§ **PROBLEM TO SOLVE**
Can you transcribe every line of the material below word for word, leaving out the pictures?

§ **MATERIAL PROVIDED**
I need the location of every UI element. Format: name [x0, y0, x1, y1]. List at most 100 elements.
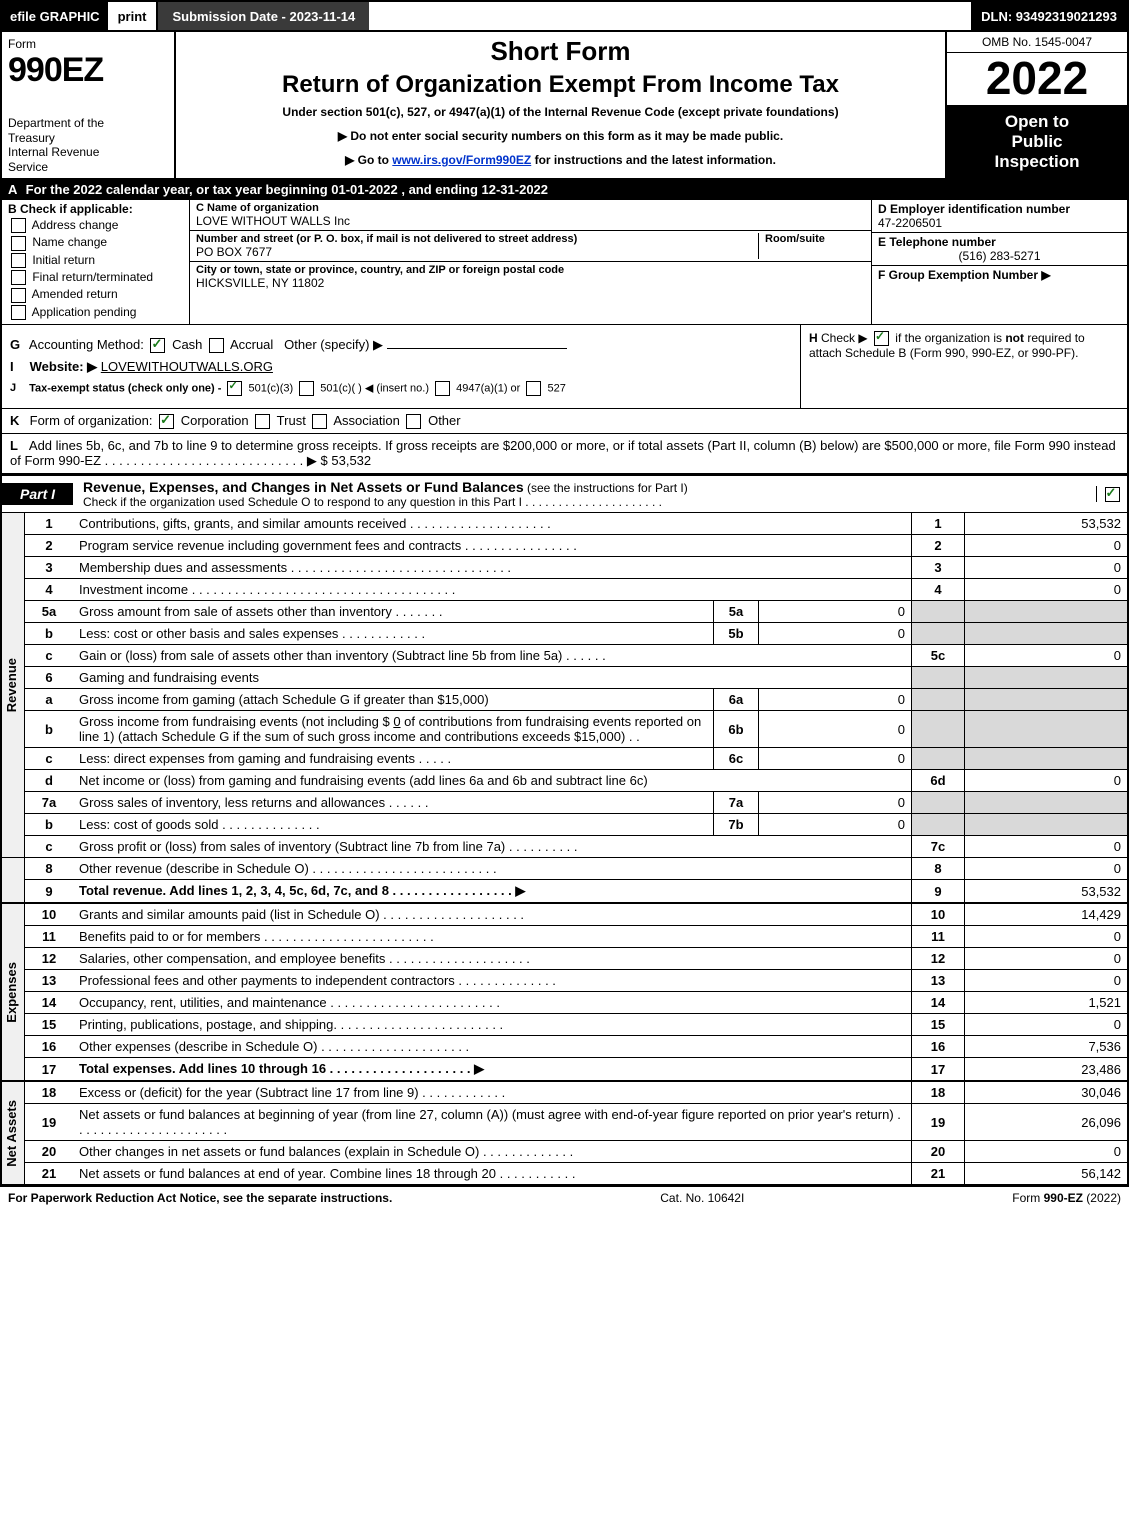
ln13-desc: Professional fees and other payments to …: [73, 970, 912, 992]
ln16-lbl: 16: [912, 1036, 965, 1058]
ln4-num: 4: [25, 579, 74, 601]
ln20-desc: Other changes in net assets or fund bala…: [73, 1141, 912, 1163]
cbx-lbl-amended: Amended return: [32, 287, 118, 301]
cbx-amended-return[interactable]: Amended return: [8, 287, 183, 302]
print-button[interactable]: print: [108, 2, 159, 30]
cbx-other-org[interactable]: [406, 414, 421, 429]
ln6a-grey2: [965, 689, 1129, 711]
ln6c-grey2: [965, 748, 1129, 770]
line-5b: b Less: cost or other basis and sales ex…: [1, 623, 1128, 645]
ln5c-lbl: 5c: [912, 645, 965, 667]
city-row: City or town, state or province, country…: [190, 262, 871, 292]
ln7b-grey2: [965, 814, 1129, 836]
ln1-lbl: 1: [912, 513, 965, 535]
ln11-desc: Benefits paid to or for members . . . . …: [73, 926, 912, 948]
cbx-501c[interactable]: [299, 381, 314, 396]
lbl-assoc: Association: [333, 413, 399, 428]
cbx-address-change[interactable]: Address change: [8, 218, 183, 233]
ln15-lbl: 15: [912, 1014, 965, 1036]
ln6d-num: d: [25, 770, 74, 792]
ln16-num: 16: [25, 1036, 74, 1058]
ln17-amt: 23,486: [965, 1058, 1129, 1082]
page-footer: For Paperwork Reduction Act Notice, see …: [0, 1186, 1129, 1209]
ln6a-desc: Gross income from gaming (attach Schedul…: [73, 689, 714, 711]
ln7a-grey2: [965, 792, 1129, 814]
cbx-4947[interactable]: [435, 381, 450, 396]
website-label: Website: ▶: [30, 359, 98, 374]
ln5a-sublab: 5a: [714, 601, 759, 623]
topbar-spacer: [369, 2, 971, 30]
ln9-desc: Total revenue. Add lines 1, 2, 3, 4, 5c,…: [73, 880, 912, 904]
addr-label: Number and street (or P. O. box, if mail…: [196, 233, 752, 245]
cbx-final-return[interactable]: Final return/terminated: [8, 270, 183, 285]
group-exemption-label: F Group Exemption Number ▶: [878, 268, 1051, 282]
ln7b-grey1: [912, 814, 965, 836]
ln6d-amt: 0: [965, 770, 1129, 792]
cbx-cash[interactable]: [150, 338, 165, 353]
cbx-501c3[interactable]: [227, 381, 242, 396]
ln4-desc: Investment income . . . . . . . . . . . …: [73, 579, 912, 601]
row-k-text: Form of organization:: [30, 413, 153, 428]
cbx-schedule-b[interactable]: [874, 331, 889, 346]
ln13-lbl: 13: [912, 970, 965, 992]
ln6c-num: c: [25, 748, 74, 770]
cbx-lbl-name: Name change: [32, 235, 107, 249]
phone-row: E Telephone number (516) 283-5271: [872, 233, 1127, 266]
ln5c-amt: 0: [965, 645, 1129, 667]
block-g-to-j: G Accounting Method: Cash Accrual Other …: [0, 325, 1129, 409]
line-15: 15 Printing, publications, postage, and …: [1, 1014, 1128, 1036]
ln20-lbl: 20: [912, 1141, 965, 1163]
line-6a: a Gross income from gaming (attach Sched…: [1, 689, 1128, 711]
ln7c-num: c: [25, 836, 74, 858]
lbl-cash: Cash: [172, 337, 202, 352]
ln5b-num: b: [25, 623, 74, 645]
line-1: Revenue 1 Contributions, gifts, grants, …: [1, 513, 1128, 535]
group-exemption-row: F Group Exemption Number ▶: [872, 266, 1127, 284]
label-b: B: [8, 202, 17, 216]
cbx-trust[interactable]: [255, 414, 270, 429]
lbl-accrual: Accrual: [230, 337, 273, 352]
website-value: LOVEWITHOUTWALLS.ORG: [101, 359, 273, 374]
cbx-name-change[interactable]: Name change: [8, 235, 183, 250]
ln10-num: 10: [25, 903, 74, 926]
short-form-label: Short Form: [186, 36, 935, 67]
ln6-grey1: [912, 667, 965, 689]
ln9-lbl: 9: [912, 880, 965, 904]
line-7a: 7a Gross sales of inventory, less return…: [1, 792, 1128, 814]
part-1-checkbox[interactable]: [1096, 486, 1127, 502]
row-j: J Tax-exempt status (check only one) - 5…: [10, 381, 792, 396]
ln5b-grey1: [912, 623, 965, 645]
ln5b-desc: Less: cost or other basis and sales expe…: [73, 623, 714, 645]
room-label: Room/suite: [765, 233, 865, 245]
ln10-desc: Grants and similar amounts paid (list in…: [73, 903, 912, 926]
irs-link[interactable]: www.irs.gov/Form990EZ: [392, 153, 531, 167]
line-13: 13 Professional fees and other payments …: [1, 970, 1128, 992]
cbx-association[interactable]: [312, 414, 327, 429]
form-header: Form 990EZ Department of theTreasuryInte…: [0, 32, 1129, 180]
org-name-value: LOVE WITHOUT WALLS Inc: [196, 214, 865, 228]
ln5a-subval: 0: [759, 601, 912, 623]
ln6b-subval: 0: [759, 711, 912, 748]
ln18-desc: Excess or (deficit) for the year (Subtra…: [73, 1081, 912, 1104]
ln7a-num: 7a: [25, 792, 74, 814]
cbx-initial-return[interactable]: Initial return: [8, 253, 183, 268]
ln5b-grey2: [965, 623, 1129, 645]
ln13-num: 13: [25, 970, 74, 992]
ein-row: D Employer identification number 47-2206…: [872, 200, 1127, 233]
cbx-app-pending[interactable]: Application pending: [8, 305, 183, 320]
label-i: I: [10, 359, 26, 374]
row-h-text1: Check ▶: [821, 331, 868, 345]
ln17-lbl: 17: [912, 1058, 965, 1082]
org-name-row: C Name of organization LOVE WITHOUT WALL…: [190, 200, 871, 231]
cbx-accrual[interactable]: [209, 338, 224, 353]
line-4: 4 Investment income . . . . . . . . . . …: [1, 579, 1128, 601]
part-1-check-line: Check if the organization used Schedule …: [83, 495, 1086, 509]
cbx-527[interactable]: [526, 381, 541, 396]
cbx-corporation[interactable]: [159, 414, 174, 429]
line-3: 3 Membership dues and assessments . . . …: [1, 557, 1128, 579]
ln6b-grey2: [965, 711, 1129, 748]
ln1-desc: Contributions, gifts, grants, and simila…: [73, 513, 912, 535]
ln16-amt: 7,536: [965, 1036, 1129, 1058]
ln7c-lbl: 7c: [912, 836, 965, 858]
ln6-num: 6: [25, 667, 74, 689]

§ **TASK RESULT**
I need the location of every UI element. Format: name [x0, y0, x1, y1]. List at most 100 elements.
ln13-desc: Professional fees and other payments to …: [73, 970, 912, 992]
ln16-lbl: 16: [912, 1036, 965, 1058]
ln4-num: 4: [25, 579, 74, 601]
ln20-desc: Other changes in net assets or fund bala…: [73, 1141, 912, 1163]
cbx-lbl-amended: Amended return: [32, 287, 118, 301]
cbx-amended-return[interactable]: Amended return: [8, 287, 183, 302]
print-button[interactable]: print: [108, 2, 159, 30]
cbx-other-org[interactable]: [406, 414, 421, 429]
ln6a-grey2: [965, 689, 1129, 711]
ln6c-grey2: [965, 748, 1129, 770]
line-5b: b Less: cost or other basis and sales ex…: [1, 623, 1128, 645]
ln5c-lbl: 5c: [912, 645, 965, 667]
city-row: City or town, state or province, country…: [190, 262, 871, 292]
ln7b-grey2: [965, 814, 1129, 836]
ln1-lbl: 1: [912, 513, 965, 535]
ln11-desc: Benefits paid to or for members . . . . …: [73, 926, 912, 948]
cbx-501c[interactable]: [299, 381, 314, 396]
lbl-assoc: Association: [333, 413, 399, 428]
cbx-address-change[interactable]: Address change: [8, 218, 183, 233]
ln15-lbl: 15: [912, 1014, 965, 1036]
ln6d-num: d: [25, 770, 74, 792]
ln16-num: 16: [25, 1036, 74, 1058]
ln17-amt: 23,486: [965, 1058, 1129, 1082]
page-footer: For Paperwork Reduction Act Notice, see …: [0, 1186, 1129, 1209]
ln6a-desc: Gross income from gaming (attach Schedul…: [73, 689, 714, 711]
ln7a-grey2: [965, 792, 1129, 814]
cbx-4947[interactable]: [435, 381, 450, 396]
website-label: Website: ▶: [30, 359, 98, 374]
ln5a-sublab: 5a: [714, 601, 759, 623]
topbar-spacer: [369, 2, 971, 30]
ln9-desc: Total revenue. Add lines 1, 2, 3, 4, 5c,…: [73, 880, 912, 904]
addr-label: Number and street (or P. O. box, if mail…: [196, 233, 752, 245]
cbx-final-return[interactable]: Final return/terminated: [8, 270, 183, 285]
group-exemption-label: F Group Exemption Number ▶: [878, 268, 1051, 282]
ln7b-grey1: [912, 814, 965, 836]
ln6d-amt: 0: [965, 770, 1129, 792]
cbx-cash[interactable]: [150, 338, 165, 353]
cbx-501c3[interactable]: [227, 381, 242, 396]
ln4-desc: Investment income . . . . . . . . . . . …: [73, 579, 912, 601]
row-k-text: Form of organization:: [30, 413, 153, 428]
cbx-schedule-b[interactable]: [874, 331, 889, 346]
ln13-lbl: 13: [912, 970, 965, 992]
ln6c-num: c: [25, 748, 74, 770]
cbx-lbl-name: Name change: [32, 235, 107, 249]
phone-row: E Telephone number (516) 283-5271: [872, 233, 1127, 266]
ln5c-amt: 0: [965, 645, 1129, 667]
block-g-to-j: G Accounting Method: Cash Accrual Other …: [0, 325, 1129, 409]
line-15: 15 Printing, publications, postage, and …: [1, 1014, 1128, 1036]
ln20-lbl: 20: [912, 1141, 965, 1163]
line-6a: a Gross income from gaming (attach Sched…: [1, 689, 1128, 711]
ln7c-num: c: [25, 836, 74, 858]
lbl-cash: Cash: [172, 337, 202, 352]
ln5b-num: b: [25, 623, 74, 645]
line-1: Revenue 1 Contributions, gifts, grants, …: [1, 513, 1128, 535]
group-exemption-row: F Group Exemption Number ▶: [872, 266, 1127, 284]
label-b: B: [8, 202, 17, 216]
cbx-trust[interactable]: [255, 414, 270, 429]
lbl-accrual: Accrual: [230, 337, 273, 352]
website-value: LOVEWITHOUTWALLS.ORG: [101, 359, 273, 374]
cbx-name-change[interactable]: Name change: [8, 235, 183, 250]
ln10-num: 10: [25, 903, 74, 926]
short-form-label: Short Form: [186, 36, 935, 67]
ln6-grey1: [912, 667, 965, 689]
ln9-lbl: 9: [912, 880, 965, 904]
line-7a: 7a Gross sales of inventory, less return…: [1, 792, 1128, 814]
part-1-checkbox[interactable]: [1096, 486, 1127, 502]
row-j: J Tax-exempt status (check only one) - 5…: [10, 381, 792, 396]
ln5b-grey1: [912, 623, 965, 645]
ln5b-desc: Less: cost or other basis and sales expe…: [73, 623, 714, 645]
room-label: Room/suite: [765, 233, 865, 245]
ln10-desc: Grants and similar amounts paid (list in…: [73, 903, 912, 926]
irs-link[interactable]: www.irs.gov/Form990EZ: [392, 153, 531, 167]
line-13: 13 Professional fees and other payments …: [1, 970, 1128, 992]
cbx-association[interactable]: [312, 414, 327, 429]
form-header: Form 990EZ Department of theTreasuryInte…: [0, 32, 1129, 180]
org-name-value: LOVE WITHOUT WALLS Inc: [196, 214, 865, 228]
ln5a-subval: 0: [759, 601, 912, 623]
ln6b-subval: 0: [759, 711, 912, 748]
ln18-desc: Excess or (deficit) for the year (Subtra…: [73, 1081, 912, 1104]
ln7a-num: 7a: [25, 792, 74, 814]
cbx-initial-return[interactable]: Initial return: [8, 253, 183, 268]
ln5b-grey2: [965, 623, 1129, 645]
ln13-num: 13: [25, 970, 74, 992]
ein-row: D Employer identification number 47-2206…: [872, 200, 1127, 233]
cbx-app-pending[interactable]: Application pending: [8, 305, 183, 320]
label-i: I: [10, 359, 26, 374]
row-h-text1: Check ▶: [821, 331, 868, 345]
ln17-lbl: 17: [912, 1058, 965, 1082]
org-name-row: C Name of organization LOVE WITHOUT WALL…: [190, 200, 871, 231]
cbx-accrual[interactable]: [209, 338, 224, 353]
line-4: 4 Investment income . . . . . . . . . . …: [1, 579, 1128, 601]
part-1-check-line: Check if the organization used Schedule …: [83, 495, 1086, 509]
cbx-527[interactable]: [526, 381, 541, 396]
cbx-corporation[interactable]: [159, 414, 174, 429]
line-3: 3 Membership dues and assessments . . . …: [1, 557, 1128, 579]
ln6b-grey2: [965, 711, 1129, 748]
ln1-desc: Contributions, gifts, grants, and simila…: [73, 513, 912, 535]
ln16-amt: 7,536: [965, 1036, 1129, 1058]
ln7c-lbl: 7c: [912, 836, 965, 858]
ln6-num: 6: [25, 667, 74, 689]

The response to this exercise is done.